◆ Aim of the task ◆
Set down each line of the data below exactly as it stands, dropping the pictures.

Saved entries:

________________________________________

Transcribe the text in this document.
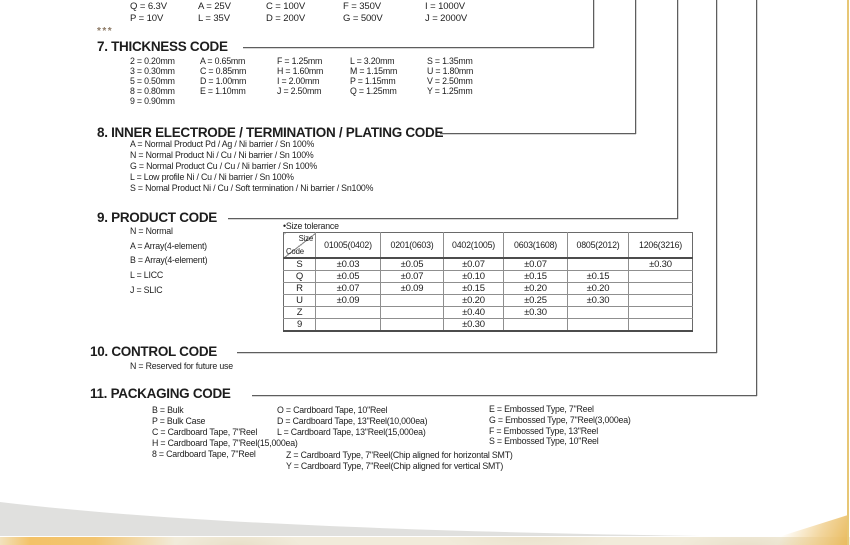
Q = 6.3V	A = 25V	C = 100V	F = 350V	I = 1000V
P = 10V	L = 35V	D = 200V	G = 500V	J = 2000V
***
7. THICKNESS CODE
2 = 0.20mm	A = 0.65mm	F = 1.25mm	L = 3.20mm	S = 1.35mm
3 = 0.30mm	C = 0.85mm	H = 1.60mm	M = 1.15mm	U = 1.80mm
5 = 0.50mm	D = 1.00mm	I = 2.00mm	P = 1.15mm	V = 2.50mm
8 = 0.80mm	E = 1.10mm	J = 2.50mm	Q = 1.25mm	Y = 1.25mm
9 = 0.90mm
8. INNER ELECTRODE / TERMINATION / PLATING CODE
A = Normal Product Pd / Ag / Ni barrier / Sn 100%
N = Normal Product Ni / Cu / Ni barrier / Sn 100%
G = Normal Product Cu / Cu / Ni barrier / Sn 100%
L = Low profile Ni / Cu / Ni barrier / Sn 100%
S = Nomal Product Ni / Cu / Soft termination / Ni barrier / Sn100%
9. PRODUCT CODE
N = Normal
A = Array(4-element)
B = Array(4-element)
L = LICC
J = SLIC
•Size tolerance
Size
Code	01005(0402)	0201(0603)	0402(1005)	0603(1608)	0805(2012)	1206(3216)
S	±0.03	±0.05	±0.07	±0.07		±0.30
Q	±0.05	±0.07	±0.10	±0.15	±0.15	
R	±0.07	±0.09	±0.15	±0.20	±0.20	
U	±0.09		±0.20	±0.25	±0.30	
Z			±0.40	±0.30		
9			±0.30			
10. CONTROL CODE
N = Reserved for future use
11. PACKAGING CODE
B = Bulk
P = Bulk Case
C = Cardboard Tape, 7"Reel
H = Cardboard Tape, 7"Reel(15,000ea)
8 = Cardboard Tape, 7"Reel
O = Cardboard Tape, 10"Reel
D = Cardboard Tape, 13"Reel(10,000ea)
L = Cardboard Tape, 13"Reel(15,000ea)
Z = Cardboard Type, 7"Reel(Chip aligned for horizontal SMT)
Y = Cardboard Type, 7"Reel(Chip aligned for vertical SMT)
E = Embossed Type, 7"Reel
G = Embossed Type, 7"Reel(3,000ea)
F = Embossed Type, 13"Reel
S = Embossed Type, 10"Reel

________________________________________

◆ Task answer ◆
Transcribe the text in this document.
Q = 6.3V	A = 25V	C = 100V	F = 350V	I = 1000V
P = 10V	L = 35V	D = 200V	G = 500V	J = 2000V
***
7. THICKNESS CODE
2 = 0.20mm	A = 0.65mm	F = 1.25mm	L = 3.20mm	S = 1.35mm
3 = 0.30mm	C = 0.85mm	H = 1.60mm	M = 1.15mm	U = 1.80mm
5 = 0.50mm	D = 1.00mm	I = 2.00mm	P = 1.15mm	V = 2.50mm
8 = 0.80mm	E = 1.10mm	J = 2.50mm	Q = 1.25mm	Y = 1.25mm
9 = 0.90mm
8. INNER ELECTRODE / TERMINATION / PLATING CODE
A = Normal Product Pd / Ag / Ni barrier / Sn 100%
N = Normal Product Ni / Cu / Ni barrier / Sn 100%
G = Normal Product Cu / Cu / Ni barrier / Sn 100%
L = Low profile Ni / Cu / Ni barrier / Sn 100%
S = Nomal Product Ni / Cu / Soft termination / Ni barrier / Sn100%
9. PRODUCT CODE
N = Normal
A = Array(4-element)
B = Array(4-element)
L = LICC
J = SLIC
•Size tolerance
Size
Code	01005(0402)	0201(0603)	0402(1005)	0603(1608)	0805(2012)	1206(3216)
S	±0.03	±0.05	±0.07	±0.07		±0.30
Q	±0.05	±0.07	±0.10	±0.15	±0.15	
R	±0.07	±0.09	±0.15	±0.20	±0.20	
U	±0.09		±0.20	±0.25	±0.30	
Z			±0.40	±0.30		
9			±0.30			
10. CONTROL CODE
N = Reserved for future use
11. PACKAGING CODE
B = Bulk
P = Bulk Case
C = Cardboard Tape, 7"Reel
H = Cardboard Tape, 7"Reel(15,000ea)
8 = Cardboard Tape, 7"Reel
O = Cardboard Tape, 10"Reel
D = Cardboard Tape, 13"Reel(10,000ea)
L = Cardboard Tape, 13"Reel(15,000ea)
Z = Cardboard Type, 7"Reel(Chip aligned for horizontal SMT)
Y = Cardboard Type, 7"Reel(Chip aligned for vertical SMT)
E = Embossed Type, 7"Reel
G = Embossed Type, 7"Reel(3,000ea)
F = Embossed Type, 13"Reel
S = Embossed Type, 10"Reel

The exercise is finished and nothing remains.